REQUIREMENT — Scan the data beneath this task and copy each line that includes "lorsque".

━━━ RECORD EXTRACTS ━━━

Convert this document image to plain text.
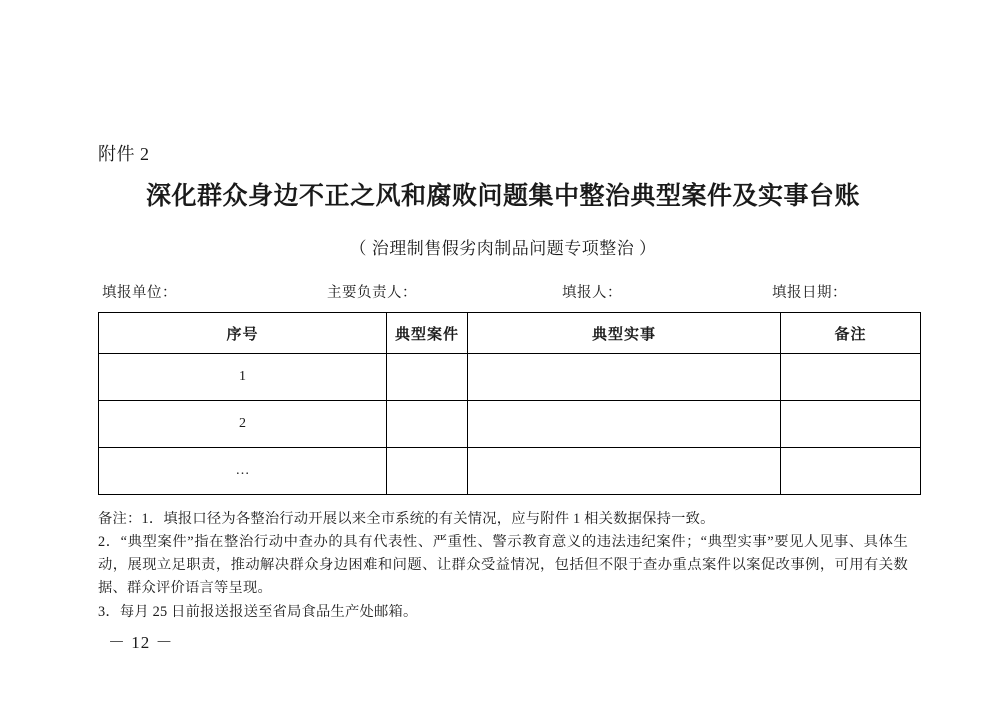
附件 2
深化群众身边不正之风和腐败问题集中整治典型案件及实事台账
（ 治理制售假劣肉制品问题专项整治 ）
填报单位：	主要负责人：	填报人：	填报日期：
序号	典型案件	典型实事	备注
1			
2			
…			

备注：1．填报口径为各整治行动开展以来全市系统的有关情况，应与附件 1 相关数据保持一致。

2．“典型案件”指在整治行动中查办的具有代表性、严重性、警示教育意义的违法违纪案件；“典型实事”要见人见事、具体生动，展现立足职责，推动解决群众身边困难和问题、让群众受益情况，包括但不限于查办重点案件以案促改事例，可用有关数据、群众评价语言等呈现。

3．每月 25 日前报送报送至省局食品生产处邮箱。

－ 12 －
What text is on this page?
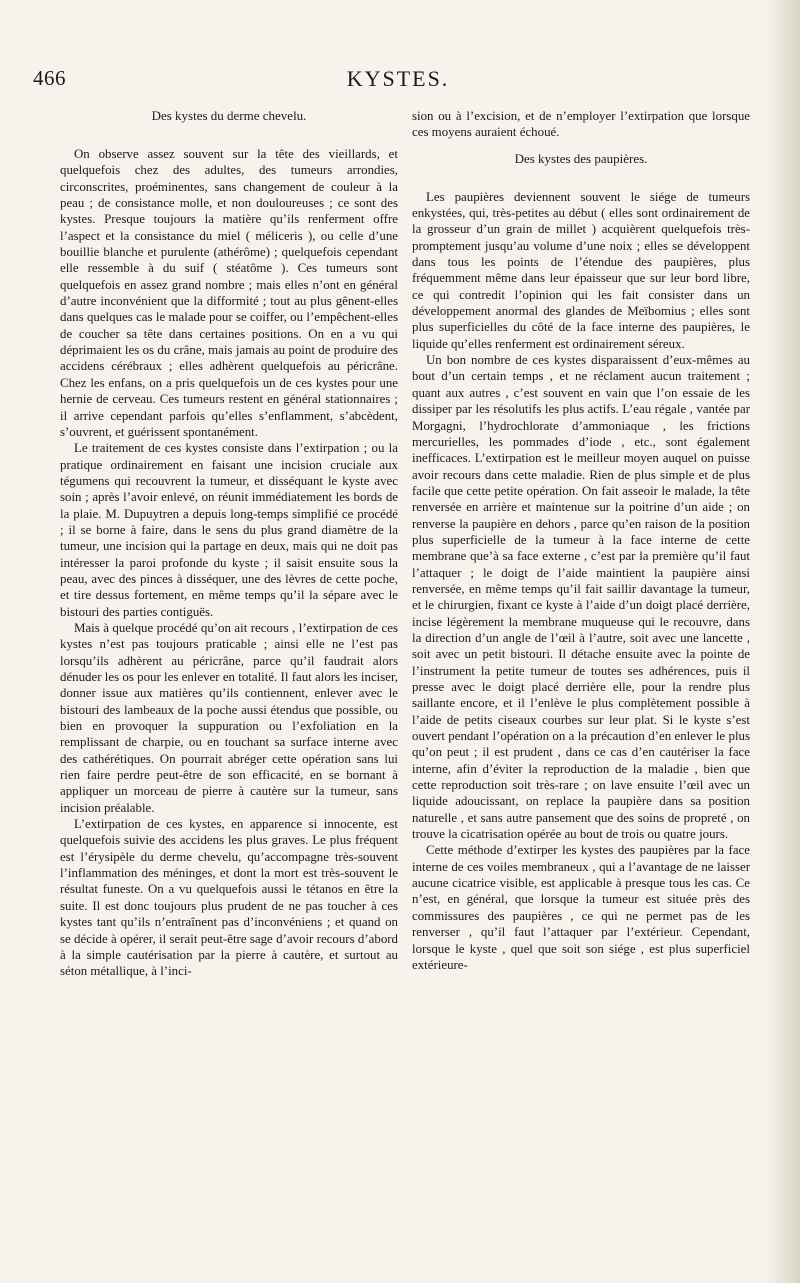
466	KYSTES.
Des kystes du derme chevelu.

On observe assez souvent sur la tête des vieillards, et quelquefois chez des adultes, des tumeurs arrondies, circonscrites, proéminentes, sans changement de couleur à la peau ; de consistance molle, et non douloureuses ; ce sont des kystes. Presque toujours la matière qu’ils renferment offre l’aspect et la consistance du miel ( méliceris ), ou celle d’une bouillie blanche et purulente (athérôme) ; quelquefois cependant elle ressemble à du suif ( stéatôme ). Ces tumeurs sont quelquefois en assez grand nombre ; mais elles n’ont en général d’autre inconvénient que la difformité ; tout au plus gênent-elles dans quelques cas le malade pour se coiffer, ou l’empêchent-elles de coucher sa tête dans certaines positions. On en a vu qui déprimaient les os du crâne, mais jamais au point de produire des accidens cérébraux ; elles adhèrent quelquefois au péricrâne. Chez les enfans, on a pris quelquefois un de ces kystes pour une hernie de cerveau. Ces tumeurs restent en général stationnaires ; il arrive cependant parfois qu’elles s’enflamment, s’abcèdent, s’ouvrent, et guérissent spontanément.

Le traitement de ces kystes consiste dans l’extirpation ; ou la pratique ordinairement en faisant une incision cruciale aux tégumens qui recouvrent la tumeur, et disséquant le kyste avec soin ; après l’avoir enlevé, on réunit immédiatement les bords de la plaie. M. Dupuytren a depuis long-temps simplifié ce procédé ; il se borne à faire, dans le sens du plus grand diamètre de la tumeur, une incision qui la partage en deux, mais qui ne doit pas intéresser la paroi profonde du kyste ; il saisit ensuite sous la peau, avec des pinces à disséquer, une des lèvres de cette poche, et tire dessus fortement, en même temps qu’il la sépare avec le bistouri des parties contiguës.

Mais à quelque procédé qu’on ait recours , l’extirpation de ces kystes n’est pas toujours praticable ; ainsi elle ne l’est pas lorsqu’ils adhèrent au péricrâne, parce qu’il faudrait alors dénuder les os pour les enlever en totalité. Il faut alors les inciser, donner issue aux matières qu’ils contiennent, enlever avec le bistouri des lambeaux de la poche aussi étendus que possible, ou bien en provoquer la suppuration ou l’exfoliation en la remplissant de charpie, ou en touchant sa surface interne avec des cathérétiques. On pourrait abréger cette opération sans lui rien faire perdre peut-être de son efficacité, en se bornant à appliquer un morceau de pierre à cautère sur la tumeur, sans incision préalable.

L’extirpation de ces kystes, en apparence si innocente, est quelquefois suivie des accidens les plus graves. Le plus fréquent est l’érysipèle du derme chevelu, qu’accompagne très-souvent l’inflammation des méninges, et dont la mort est très-souvent le résultat funeste. On a vu quelquefois aussi le tétanos en être la suite. Il est donc toujours plus prudent de ne pas toucher à ces kystes tant qu’ils n’entraînent pas d’inconvéniens ; et quand on se décide à opérer, il serait peut-être sage d’avoir recours d’abord à la simple cautérisation par la pierre à cautère, et surtout au séton métallique, à l’inci-

sion ou à l’excision, et de n’employer l’extirpation que lorsque ces moyens auraient échoué.

Des kystes des paupières.

Les paupières deviennent souvent le siége de tumeurs enkystées, qui, très-petites au début ( elles sont ordinairement de la grosseur d’un grain de millet ) acquièrent quelquefois très-promptement jusqu’au volume d’une noix ; elles se développent dans tous les points de l’étendue des paupières, plus fréquemment même dans leur épaisseur que sur leur bord libre, ce qui contredit l’opinion qui les fait consister dans un développement anormal des glandes de Meïbomius ; elles sont plus superficielles du côté de la face interne des paupières, le liquide qu’elles renferment est ordinairement séreux.

Un bon nombre de ces kystes disparaissent d’eux-mêmes au bout d’un certain temps , et ne réclament aucun traitement ; quant aux autres , c’est souvent en vain que l’on essaie de les dissiper par les résolutifs les plus actifs. L’eau régale , vantée par Morgagni, l’hydrochlorate d’ammoniaque , les frictions mercurielles, les pommades d’iode , etc., sont également inefficaces. L’extirpation est le meilleur moyen auquel on puisse avoir recours dans cette maladie. Rien de plus simple et de plus facile que cette petite opération. On fait asseoir le malade, la tête renversée en arrière et maintenue sur la poitrine d’un aide ; on renverse la paupière en dehors , parce qu’en raison de la position plus superficielle de la tumeur à la face interne de cette membrane que’à sa face externe , c’est par la première qu’il faut l’attaquer ; le doigt de l’aide maintient la paupière ainsi renversée, en même temps qu’il fait saillir davantage la tumeur, et le chirurgien, fixant ce kyste à l’aide d’un doigt placé derrière, incise légèrement la membrane muqueuse qui le recouvre, dans la direction d’un angle de l’œil à l’autre, soit avec une lancette , soit avec un petit bistouri. Il détache ensuite avec la pointe de l’instrument la petite tumeur de toutes ses adhérences, puis il presse avec le doigt placé derrière elle, pour la rendre plus saillante encore, et il l’enlève le plus complètement possible à l’aide de petits ciseaux courbes sur leur plat. Si le kyste s’est ouvert pendant l’opération on a la précaution d’en enlever le plus qu’on peut ; il est prudent , dans ce cas d’en cautériser la face interne, afin d’éviter la reproduction de la maladie , bien que cette reproduction soit très-rare ; on lave ensuite l’œil avec un liquide adoucissant, on replace la paupière dans sa position naturelle , et sans autre pansement que des soins de propreté , on trouve la cicatrisation opérée au bout de trois ou quatre jours.

Cette méthode d’extirper les kystes des paupières par la face interne de ces voiles membraneux , qui a l’avantage de ne laisser aucune cicatrice visible, est applicable à presque tous les cas. Ce n’est, en général, que lorsque la tumeur est située près des commissures des paupières , ce qui ne permet pas de les renverser , qu’il faut l’attaquer par l’extérieur. Cependant, lorsque le kyste , quel que soit son siége , est plus superficiel extérieure-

━━━

REPLY —
sion ou à l’excision, et de n’employer l’extirpation que lorsque ces moyens auraient échoué.
Cette méthode d’extirper les kystes des paupières par la face interne de ces voiles membraneux , qui a l’avantage de ne laisser aucune cicatrice visible, est applicable à presque tous les cas. Ce n’est, en général, que lorsque la tumeur est située près des commissures des paupières , ce qui ne permet pas de les renverser , qu’il faut l’attaquer par l’extérieur. Cependant, lorsque le kyste , quel que soit son siége , est plus superficiel extérieure-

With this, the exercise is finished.